Exercise objective:
Render the records from the first line through the line holding "volume-bar [367, 503, 370, 508]", inclusive, as a JSON list of strings, one string per line. Leave out any blank lines.
--- Start of Extracted data ---
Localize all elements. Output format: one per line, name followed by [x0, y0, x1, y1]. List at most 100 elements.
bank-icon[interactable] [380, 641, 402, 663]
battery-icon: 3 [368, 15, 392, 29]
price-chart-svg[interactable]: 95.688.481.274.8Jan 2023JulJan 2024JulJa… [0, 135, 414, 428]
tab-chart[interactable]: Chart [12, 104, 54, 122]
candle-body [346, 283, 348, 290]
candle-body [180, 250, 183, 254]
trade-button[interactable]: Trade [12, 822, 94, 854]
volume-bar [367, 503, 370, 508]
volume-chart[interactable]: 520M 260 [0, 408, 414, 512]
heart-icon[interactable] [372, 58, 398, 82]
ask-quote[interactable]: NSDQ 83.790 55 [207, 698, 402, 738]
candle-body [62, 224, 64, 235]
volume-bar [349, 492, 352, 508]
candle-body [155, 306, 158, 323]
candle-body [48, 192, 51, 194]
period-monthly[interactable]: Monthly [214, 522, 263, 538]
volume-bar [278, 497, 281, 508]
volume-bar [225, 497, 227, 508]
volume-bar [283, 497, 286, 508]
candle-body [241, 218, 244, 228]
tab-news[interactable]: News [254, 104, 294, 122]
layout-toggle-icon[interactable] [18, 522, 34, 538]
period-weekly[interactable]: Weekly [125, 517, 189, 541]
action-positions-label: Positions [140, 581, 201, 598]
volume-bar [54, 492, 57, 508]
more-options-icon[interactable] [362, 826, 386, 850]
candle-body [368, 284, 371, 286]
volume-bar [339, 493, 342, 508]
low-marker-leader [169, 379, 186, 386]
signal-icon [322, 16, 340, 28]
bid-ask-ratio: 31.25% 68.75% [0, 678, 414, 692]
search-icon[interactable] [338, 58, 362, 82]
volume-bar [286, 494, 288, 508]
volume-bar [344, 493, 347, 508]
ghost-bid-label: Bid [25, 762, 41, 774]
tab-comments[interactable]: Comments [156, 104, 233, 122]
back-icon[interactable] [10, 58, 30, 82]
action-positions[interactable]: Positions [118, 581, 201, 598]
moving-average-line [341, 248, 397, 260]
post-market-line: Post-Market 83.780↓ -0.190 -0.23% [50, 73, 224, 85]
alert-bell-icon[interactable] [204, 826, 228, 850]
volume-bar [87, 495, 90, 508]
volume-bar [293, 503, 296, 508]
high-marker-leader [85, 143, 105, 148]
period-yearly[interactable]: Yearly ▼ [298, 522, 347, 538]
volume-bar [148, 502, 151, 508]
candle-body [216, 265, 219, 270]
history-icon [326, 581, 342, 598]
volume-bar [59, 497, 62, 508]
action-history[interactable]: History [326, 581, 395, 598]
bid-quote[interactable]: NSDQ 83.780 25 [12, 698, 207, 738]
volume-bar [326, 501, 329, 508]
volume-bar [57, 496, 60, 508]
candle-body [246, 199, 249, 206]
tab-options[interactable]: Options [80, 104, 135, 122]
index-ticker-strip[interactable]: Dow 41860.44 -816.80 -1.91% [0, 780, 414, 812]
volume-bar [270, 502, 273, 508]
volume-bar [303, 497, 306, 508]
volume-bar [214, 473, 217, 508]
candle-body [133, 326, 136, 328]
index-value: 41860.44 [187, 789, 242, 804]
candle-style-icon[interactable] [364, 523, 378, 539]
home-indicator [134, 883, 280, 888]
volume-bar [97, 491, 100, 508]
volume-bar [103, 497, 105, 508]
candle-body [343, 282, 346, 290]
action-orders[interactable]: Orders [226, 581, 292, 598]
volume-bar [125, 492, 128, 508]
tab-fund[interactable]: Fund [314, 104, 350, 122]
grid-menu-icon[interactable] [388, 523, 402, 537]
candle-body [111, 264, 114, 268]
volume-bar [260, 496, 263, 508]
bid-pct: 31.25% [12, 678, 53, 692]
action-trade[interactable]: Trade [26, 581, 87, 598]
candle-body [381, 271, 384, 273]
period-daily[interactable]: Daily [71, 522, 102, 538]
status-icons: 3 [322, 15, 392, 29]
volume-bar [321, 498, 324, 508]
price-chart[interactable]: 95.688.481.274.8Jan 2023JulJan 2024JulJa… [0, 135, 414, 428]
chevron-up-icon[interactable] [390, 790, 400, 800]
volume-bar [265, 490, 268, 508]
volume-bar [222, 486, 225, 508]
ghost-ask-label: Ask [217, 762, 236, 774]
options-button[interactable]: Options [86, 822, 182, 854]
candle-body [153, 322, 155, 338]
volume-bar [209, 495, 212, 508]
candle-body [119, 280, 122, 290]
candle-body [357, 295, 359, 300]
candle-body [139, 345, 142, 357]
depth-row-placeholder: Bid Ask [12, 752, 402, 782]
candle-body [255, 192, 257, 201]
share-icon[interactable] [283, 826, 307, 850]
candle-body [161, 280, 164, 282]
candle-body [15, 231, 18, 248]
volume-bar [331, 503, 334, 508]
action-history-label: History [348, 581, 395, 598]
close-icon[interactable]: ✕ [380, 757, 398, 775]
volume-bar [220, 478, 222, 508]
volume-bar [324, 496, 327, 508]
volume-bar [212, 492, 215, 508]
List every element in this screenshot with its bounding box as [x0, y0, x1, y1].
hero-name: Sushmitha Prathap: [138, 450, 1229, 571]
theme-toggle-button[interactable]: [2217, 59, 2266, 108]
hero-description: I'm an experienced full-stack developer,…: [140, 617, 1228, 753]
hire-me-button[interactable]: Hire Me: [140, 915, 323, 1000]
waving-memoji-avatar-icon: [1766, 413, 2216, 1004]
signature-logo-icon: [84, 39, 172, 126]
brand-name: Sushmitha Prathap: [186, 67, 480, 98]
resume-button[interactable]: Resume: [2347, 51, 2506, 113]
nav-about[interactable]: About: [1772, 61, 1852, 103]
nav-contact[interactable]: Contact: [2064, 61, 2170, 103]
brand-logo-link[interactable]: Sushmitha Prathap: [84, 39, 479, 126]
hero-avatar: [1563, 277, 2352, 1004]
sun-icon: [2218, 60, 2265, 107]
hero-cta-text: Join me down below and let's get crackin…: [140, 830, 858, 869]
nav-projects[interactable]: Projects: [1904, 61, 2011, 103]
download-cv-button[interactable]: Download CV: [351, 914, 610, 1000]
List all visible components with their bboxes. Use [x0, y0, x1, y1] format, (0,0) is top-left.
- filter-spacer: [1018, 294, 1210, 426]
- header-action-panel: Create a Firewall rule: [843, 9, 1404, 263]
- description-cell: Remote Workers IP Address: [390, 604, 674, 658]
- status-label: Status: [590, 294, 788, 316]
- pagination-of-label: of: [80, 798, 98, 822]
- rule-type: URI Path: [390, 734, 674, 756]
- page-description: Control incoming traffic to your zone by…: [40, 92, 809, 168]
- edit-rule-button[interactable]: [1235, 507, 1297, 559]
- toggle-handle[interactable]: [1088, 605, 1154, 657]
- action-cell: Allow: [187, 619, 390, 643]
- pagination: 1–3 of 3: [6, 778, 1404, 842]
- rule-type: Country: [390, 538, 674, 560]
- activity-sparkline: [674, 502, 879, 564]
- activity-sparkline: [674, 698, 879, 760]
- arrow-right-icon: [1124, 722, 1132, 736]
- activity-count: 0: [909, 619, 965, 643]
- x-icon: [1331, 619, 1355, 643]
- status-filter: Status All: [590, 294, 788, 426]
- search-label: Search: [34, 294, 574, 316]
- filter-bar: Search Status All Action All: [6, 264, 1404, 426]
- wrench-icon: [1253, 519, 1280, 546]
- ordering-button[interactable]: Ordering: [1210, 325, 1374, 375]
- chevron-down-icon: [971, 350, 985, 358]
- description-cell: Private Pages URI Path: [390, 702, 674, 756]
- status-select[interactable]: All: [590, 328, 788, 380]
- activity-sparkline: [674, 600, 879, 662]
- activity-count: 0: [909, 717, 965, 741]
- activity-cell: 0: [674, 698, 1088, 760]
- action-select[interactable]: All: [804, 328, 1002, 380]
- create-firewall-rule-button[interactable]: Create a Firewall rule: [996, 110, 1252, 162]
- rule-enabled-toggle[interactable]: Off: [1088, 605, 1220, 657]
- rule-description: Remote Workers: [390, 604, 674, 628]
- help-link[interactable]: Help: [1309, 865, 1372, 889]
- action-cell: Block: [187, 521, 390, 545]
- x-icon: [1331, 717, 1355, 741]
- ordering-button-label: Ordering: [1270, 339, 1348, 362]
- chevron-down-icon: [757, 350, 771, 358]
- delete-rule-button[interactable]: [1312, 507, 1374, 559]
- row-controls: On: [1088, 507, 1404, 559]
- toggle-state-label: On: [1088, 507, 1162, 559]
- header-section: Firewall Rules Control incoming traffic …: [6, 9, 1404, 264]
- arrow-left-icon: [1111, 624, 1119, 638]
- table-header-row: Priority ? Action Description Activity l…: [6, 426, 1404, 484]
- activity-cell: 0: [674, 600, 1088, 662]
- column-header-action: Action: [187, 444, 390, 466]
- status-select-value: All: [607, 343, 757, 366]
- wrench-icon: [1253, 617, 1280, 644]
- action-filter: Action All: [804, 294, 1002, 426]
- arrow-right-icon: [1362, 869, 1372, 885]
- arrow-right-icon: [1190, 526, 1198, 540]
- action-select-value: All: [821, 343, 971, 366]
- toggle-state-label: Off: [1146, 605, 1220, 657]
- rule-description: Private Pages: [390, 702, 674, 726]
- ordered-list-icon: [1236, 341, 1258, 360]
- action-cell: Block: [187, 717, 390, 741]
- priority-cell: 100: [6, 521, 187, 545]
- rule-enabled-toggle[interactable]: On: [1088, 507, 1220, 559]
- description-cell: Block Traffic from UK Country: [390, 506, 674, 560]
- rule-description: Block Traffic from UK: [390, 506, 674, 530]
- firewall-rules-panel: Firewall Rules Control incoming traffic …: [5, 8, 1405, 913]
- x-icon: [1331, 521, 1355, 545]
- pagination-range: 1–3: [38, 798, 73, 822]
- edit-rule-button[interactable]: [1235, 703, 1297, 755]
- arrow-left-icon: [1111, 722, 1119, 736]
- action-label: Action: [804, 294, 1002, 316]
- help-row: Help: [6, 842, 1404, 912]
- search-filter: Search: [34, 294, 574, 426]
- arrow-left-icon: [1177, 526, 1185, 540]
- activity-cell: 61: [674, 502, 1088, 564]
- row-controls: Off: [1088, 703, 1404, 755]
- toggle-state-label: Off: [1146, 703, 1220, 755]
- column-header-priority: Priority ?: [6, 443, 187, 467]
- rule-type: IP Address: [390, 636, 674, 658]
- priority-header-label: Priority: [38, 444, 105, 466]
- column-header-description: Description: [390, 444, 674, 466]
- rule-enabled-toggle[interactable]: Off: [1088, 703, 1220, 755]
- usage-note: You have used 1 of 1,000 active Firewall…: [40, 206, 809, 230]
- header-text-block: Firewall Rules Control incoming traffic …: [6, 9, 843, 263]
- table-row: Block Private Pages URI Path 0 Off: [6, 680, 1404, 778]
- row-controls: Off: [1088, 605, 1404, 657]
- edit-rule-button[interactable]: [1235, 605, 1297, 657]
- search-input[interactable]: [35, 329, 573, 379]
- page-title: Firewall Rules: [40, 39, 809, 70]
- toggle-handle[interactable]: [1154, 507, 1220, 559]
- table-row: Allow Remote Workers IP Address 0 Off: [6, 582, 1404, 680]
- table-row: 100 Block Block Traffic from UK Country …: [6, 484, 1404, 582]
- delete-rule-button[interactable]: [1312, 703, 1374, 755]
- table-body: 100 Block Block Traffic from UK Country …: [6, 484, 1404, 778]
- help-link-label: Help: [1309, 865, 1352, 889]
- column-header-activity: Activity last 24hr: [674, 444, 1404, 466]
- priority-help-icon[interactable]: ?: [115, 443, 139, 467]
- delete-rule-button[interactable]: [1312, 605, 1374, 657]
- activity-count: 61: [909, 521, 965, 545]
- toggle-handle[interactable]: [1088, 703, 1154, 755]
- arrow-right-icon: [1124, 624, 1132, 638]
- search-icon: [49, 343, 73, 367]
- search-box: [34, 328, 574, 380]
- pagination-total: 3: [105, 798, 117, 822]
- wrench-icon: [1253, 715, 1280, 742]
--- End of Extracted data ---
Complete output:
[
  "Localize all elements. Output format: one per line, name followed by [x0, y0, x1, y1]. List at most 100 elements.",
  "bank-icon[interactable] [380, 641, 402, 663]",
  "battery-icon: 3 [368, 15, 392, 29]",
  "price-chart-svg[interactable]: 95.688.481.274.8Jan 2023JulJan 2024JulJa… [0, 135, 414, 428]",
  "tab-chart[interactable]: Chart [12, 104, 54, 122]",
  "candle-body [346, 283, 348, 290]",
  "candle-body [180, 250, 183, 254]",
  "trade-button[interactable]: Trade [12, 822, 94, 854]",
  "volume-bar [367, 503, 370, 508]"
]